EXERCISE BRIEF: Say how many lines include "label", with no words around the number.

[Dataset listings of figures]
>> start

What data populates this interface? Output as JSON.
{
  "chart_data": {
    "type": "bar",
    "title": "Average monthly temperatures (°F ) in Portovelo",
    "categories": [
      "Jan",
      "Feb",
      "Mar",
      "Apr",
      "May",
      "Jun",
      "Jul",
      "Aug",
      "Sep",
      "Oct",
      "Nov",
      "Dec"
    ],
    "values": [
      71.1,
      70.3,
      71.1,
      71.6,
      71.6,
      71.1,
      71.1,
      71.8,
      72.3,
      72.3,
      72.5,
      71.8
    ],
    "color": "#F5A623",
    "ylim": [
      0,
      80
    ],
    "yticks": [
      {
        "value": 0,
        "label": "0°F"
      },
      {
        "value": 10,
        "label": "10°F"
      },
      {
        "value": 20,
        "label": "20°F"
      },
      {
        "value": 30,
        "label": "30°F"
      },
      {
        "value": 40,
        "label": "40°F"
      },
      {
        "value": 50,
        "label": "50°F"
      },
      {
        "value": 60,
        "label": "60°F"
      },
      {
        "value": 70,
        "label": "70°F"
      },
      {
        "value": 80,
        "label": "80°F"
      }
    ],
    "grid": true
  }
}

>> end

TASK RESULT: 9